Actions to take →
**A.** Please reproduce the part of the Detroit temple passage that starts at "The Detroit Michigan Temple is" and ends after "suburb of Detroit.", keeping it word for word.
**B.** Decide whether each statement agrees with the Detroit temple passage, answering yes or no and quoting the words that settle it: (i) The temple was announced in August 1998. (ii) Ground was broken for the temple in July 1999. (iii) The marble used in the temple was quarried in Vermont.

Text shown →
The Detroit Michigan Temple is the 63rd operating temple of the Church of Jesus Christ of Latter-day Saints (LDS Church). It is located in Bloomfield Hills, a suburb of Detroit.

History
The Detroit Michigan temple was announced in August 1998. It was one of several dozen temples planned for construction by church president Gordon B. Hinckley during the late 1990s. The estimated $5 million structure would be the church's first temple built in Michigan.
Ground was broken, to signify the beginning of construction, on October 10, 1998. The construction of the temple occurred over the following year, highlighted by an Angel Moroni statue being added to the steeple in July 1999. During a public open house, about 28,000 people toured the temple, seeing the beautiful architecture and furnishings as well as learning about the purpose of LDS temples.

Hinckley dedicated the temple on October 23, 1999. The temple features a classic modern single spire design constructed with Imperial Danby White marble quarried in Vermont. It has a total floor area of , two ordinance rooms, and two sealing rooms.

Supplied entries →
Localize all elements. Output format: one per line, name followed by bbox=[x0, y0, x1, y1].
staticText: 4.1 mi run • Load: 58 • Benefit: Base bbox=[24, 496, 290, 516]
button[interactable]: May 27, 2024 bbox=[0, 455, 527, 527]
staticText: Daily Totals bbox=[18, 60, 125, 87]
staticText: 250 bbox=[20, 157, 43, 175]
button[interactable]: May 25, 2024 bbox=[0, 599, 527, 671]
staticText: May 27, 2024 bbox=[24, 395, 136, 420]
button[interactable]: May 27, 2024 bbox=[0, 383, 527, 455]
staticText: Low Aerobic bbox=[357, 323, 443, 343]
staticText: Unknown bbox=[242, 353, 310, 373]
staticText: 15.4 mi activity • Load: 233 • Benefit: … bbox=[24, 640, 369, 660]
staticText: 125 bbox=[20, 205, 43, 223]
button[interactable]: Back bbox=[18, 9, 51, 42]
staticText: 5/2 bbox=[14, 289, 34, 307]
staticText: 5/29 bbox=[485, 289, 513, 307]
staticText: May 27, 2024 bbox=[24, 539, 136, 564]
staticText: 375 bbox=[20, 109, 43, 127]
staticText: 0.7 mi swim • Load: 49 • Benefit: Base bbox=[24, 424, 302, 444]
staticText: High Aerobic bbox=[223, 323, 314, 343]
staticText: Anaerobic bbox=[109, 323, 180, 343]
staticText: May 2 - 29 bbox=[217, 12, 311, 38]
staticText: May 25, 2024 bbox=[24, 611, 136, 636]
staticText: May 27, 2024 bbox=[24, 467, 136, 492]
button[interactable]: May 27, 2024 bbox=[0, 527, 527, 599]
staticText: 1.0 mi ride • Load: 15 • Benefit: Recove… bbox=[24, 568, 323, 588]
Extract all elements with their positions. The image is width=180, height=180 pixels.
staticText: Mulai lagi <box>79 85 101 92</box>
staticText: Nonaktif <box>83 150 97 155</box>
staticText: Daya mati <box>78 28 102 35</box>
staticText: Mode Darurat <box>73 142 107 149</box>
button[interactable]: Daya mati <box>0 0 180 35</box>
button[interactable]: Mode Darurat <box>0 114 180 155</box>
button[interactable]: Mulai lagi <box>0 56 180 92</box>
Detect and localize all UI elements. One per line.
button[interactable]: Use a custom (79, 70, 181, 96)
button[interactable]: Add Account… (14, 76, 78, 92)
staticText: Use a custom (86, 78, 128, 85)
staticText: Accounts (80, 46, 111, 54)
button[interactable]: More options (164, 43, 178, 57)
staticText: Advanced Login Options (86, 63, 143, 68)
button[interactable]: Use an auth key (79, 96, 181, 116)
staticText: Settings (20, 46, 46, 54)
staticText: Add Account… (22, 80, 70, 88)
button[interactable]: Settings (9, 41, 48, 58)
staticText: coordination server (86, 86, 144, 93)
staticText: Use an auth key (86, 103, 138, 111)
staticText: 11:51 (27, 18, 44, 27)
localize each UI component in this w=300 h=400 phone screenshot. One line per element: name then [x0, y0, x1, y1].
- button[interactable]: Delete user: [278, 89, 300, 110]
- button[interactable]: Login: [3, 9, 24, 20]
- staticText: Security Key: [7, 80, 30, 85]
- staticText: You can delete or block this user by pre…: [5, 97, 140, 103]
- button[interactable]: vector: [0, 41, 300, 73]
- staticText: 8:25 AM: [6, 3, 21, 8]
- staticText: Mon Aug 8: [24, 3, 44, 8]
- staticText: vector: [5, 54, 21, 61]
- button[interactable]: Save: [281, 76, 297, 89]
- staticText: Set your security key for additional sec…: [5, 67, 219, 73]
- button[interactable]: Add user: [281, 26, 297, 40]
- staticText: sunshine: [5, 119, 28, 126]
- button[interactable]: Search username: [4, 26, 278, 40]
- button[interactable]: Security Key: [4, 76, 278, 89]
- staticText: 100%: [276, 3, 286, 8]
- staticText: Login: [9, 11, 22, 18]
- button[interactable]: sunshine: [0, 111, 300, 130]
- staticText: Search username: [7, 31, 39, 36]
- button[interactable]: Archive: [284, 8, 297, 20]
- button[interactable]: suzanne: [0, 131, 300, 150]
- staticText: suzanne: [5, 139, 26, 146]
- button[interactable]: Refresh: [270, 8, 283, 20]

Results of the exercise →
**A.**
The Detroit Michigan Temple is the 63rd operating temple of the Church of Jesus Christ of Latter-day Saints (LDS Church). It is located in Bloomfield Hills, a suburb of Detroit.

**B.**
(i) Yes: "The Detroit Michigan temple was announced in August 1998."
(ii) No: "Ground was broken, to signify the beginning of construction, on October 10, 1998."
(iii) Yes: "constructed with Imperial Danby White marble quarried in Vermont."